● **Written request**
Say how many lines contain "Arkansans"; the answer is the number alone.

● ● ● ● ● ● ●

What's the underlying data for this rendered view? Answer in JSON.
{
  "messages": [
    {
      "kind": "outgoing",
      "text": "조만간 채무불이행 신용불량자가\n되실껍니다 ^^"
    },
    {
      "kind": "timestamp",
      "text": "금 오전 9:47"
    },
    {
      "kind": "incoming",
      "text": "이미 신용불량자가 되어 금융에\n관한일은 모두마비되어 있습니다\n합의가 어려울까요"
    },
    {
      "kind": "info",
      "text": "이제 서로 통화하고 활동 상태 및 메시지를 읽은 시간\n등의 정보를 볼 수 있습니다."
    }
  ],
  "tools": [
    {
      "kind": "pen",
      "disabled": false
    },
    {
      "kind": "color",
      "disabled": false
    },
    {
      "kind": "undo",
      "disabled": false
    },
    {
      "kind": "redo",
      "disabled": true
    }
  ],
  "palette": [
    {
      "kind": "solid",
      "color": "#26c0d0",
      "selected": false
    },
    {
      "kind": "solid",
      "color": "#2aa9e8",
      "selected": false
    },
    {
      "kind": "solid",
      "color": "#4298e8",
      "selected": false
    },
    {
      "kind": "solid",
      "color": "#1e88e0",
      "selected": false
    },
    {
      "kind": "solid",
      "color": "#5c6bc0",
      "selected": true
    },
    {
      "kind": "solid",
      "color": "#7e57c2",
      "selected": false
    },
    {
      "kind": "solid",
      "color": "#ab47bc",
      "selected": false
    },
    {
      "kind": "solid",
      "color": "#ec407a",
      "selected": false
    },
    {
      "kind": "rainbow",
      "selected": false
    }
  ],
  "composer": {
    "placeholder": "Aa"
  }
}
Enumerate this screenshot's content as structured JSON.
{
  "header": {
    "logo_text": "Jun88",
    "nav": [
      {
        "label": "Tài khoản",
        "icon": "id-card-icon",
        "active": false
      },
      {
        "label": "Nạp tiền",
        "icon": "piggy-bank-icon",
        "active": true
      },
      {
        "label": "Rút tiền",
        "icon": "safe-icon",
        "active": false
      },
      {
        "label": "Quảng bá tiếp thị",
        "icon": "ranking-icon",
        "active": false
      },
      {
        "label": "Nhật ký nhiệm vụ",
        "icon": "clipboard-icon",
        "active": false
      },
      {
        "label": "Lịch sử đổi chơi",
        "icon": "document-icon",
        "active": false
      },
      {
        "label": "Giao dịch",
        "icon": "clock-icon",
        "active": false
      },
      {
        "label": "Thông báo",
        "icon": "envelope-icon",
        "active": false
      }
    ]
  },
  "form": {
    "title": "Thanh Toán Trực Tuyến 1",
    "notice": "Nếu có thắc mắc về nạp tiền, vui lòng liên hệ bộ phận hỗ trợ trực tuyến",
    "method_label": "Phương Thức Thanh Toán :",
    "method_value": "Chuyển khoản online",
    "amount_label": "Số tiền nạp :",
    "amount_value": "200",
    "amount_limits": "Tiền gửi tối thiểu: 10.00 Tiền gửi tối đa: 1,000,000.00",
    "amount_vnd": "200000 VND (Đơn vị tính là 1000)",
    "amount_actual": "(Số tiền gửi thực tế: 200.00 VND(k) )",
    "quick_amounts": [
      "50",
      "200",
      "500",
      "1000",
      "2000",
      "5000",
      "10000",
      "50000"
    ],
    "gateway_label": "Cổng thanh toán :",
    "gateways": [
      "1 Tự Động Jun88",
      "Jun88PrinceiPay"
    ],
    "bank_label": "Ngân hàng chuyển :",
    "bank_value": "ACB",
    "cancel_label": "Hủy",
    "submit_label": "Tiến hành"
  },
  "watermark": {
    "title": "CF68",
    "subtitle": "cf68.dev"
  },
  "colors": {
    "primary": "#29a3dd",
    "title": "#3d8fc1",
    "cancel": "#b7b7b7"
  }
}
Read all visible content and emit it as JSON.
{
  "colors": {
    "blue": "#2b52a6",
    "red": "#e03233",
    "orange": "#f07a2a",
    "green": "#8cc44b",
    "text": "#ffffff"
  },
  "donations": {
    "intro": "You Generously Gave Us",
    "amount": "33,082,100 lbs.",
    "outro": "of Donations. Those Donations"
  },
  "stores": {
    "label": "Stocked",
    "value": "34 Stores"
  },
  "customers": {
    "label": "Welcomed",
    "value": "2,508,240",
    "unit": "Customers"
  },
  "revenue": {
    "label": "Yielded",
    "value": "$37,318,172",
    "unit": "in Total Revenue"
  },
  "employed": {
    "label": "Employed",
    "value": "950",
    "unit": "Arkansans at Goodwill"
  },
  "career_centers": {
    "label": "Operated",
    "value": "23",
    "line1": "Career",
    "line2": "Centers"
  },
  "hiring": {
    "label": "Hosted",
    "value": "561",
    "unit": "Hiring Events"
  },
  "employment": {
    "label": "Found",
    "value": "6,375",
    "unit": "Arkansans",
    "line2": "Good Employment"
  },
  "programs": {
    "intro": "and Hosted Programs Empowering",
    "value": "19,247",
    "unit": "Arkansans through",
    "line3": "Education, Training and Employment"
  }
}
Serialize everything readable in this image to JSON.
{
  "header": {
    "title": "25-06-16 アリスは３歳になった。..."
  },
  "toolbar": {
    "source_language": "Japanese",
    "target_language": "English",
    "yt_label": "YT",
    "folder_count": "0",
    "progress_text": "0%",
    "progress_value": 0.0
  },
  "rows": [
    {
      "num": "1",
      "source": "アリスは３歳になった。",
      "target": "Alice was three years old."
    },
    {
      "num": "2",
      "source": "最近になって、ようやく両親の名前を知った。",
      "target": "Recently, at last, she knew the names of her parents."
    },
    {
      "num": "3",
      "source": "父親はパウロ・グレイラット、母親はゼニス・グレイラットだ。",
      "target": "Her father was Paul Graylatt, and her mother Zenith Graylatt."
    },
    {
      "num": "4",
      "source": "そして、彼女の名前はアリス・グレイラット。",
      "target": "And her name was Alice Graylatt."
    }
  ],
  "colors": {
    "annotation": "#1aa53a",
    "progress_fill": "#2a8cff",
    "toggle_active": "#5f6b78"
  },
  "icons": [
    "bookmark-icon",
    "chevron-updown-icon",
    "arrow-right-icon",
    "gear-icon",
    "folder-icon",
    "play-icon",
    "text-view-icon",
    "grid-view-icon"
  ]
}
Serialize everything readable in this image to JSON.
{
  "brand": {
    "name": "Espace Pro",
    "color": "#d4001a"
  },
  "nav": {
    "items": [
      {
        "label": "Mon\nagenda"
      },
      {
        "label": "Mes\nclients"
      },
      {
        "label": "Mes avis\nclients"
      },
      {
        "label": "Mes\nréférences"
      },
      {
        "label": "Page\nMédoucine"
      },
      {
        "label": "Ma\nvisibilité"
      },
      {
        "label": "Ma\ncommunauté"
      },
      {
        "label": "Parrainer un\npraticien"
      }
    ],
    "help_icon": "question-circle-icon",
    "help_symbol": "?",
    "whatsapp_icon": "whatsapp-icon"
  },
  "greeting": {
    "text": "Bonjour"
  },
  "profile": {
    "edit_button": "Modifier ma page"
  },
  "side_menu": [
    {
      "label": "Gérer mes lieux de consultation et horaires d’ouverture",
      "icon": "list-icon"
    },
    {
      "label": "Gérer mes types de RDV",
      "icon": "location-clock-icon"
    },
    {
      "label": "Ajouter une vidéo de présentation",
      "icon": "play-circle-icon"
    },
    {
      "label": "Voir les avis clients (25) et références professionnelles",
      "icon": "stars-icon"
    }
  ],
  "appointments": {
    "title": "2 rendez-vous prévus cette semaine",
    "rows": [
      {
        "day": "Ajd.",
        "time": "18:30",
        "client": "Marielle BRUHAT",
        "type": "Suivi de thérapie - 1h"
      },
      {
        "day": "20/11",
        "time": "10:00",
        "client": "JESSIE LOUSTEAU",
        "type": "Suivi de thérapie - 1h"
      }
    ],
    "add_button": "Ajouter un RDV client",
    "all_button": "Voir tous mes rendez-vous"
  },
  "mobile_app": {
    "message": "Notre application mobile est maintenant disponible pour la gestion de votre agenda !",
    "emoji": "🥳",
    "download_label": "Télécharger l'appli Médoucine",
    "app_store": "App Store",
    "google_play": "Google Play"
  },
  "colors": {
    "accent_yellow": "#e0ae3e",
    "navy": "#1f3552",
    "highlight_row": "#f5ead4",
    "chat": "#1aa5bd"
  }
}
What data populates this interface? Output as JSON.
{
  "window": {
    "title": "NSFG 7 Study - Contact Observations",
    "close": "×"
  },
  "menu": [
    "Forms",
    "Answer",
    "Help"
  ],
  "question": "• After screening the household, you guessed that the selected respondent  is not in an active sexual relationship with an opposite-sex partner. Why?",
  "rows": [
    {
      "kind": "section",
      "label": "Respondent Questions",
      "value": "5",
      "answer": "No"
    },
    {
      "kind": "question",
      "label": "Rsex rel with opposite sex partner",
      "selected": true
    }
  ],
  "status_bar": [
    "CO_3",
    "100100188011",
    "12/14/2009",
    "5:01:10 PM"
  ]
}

● ● ● ● ● ● ●

● **Full answer**
3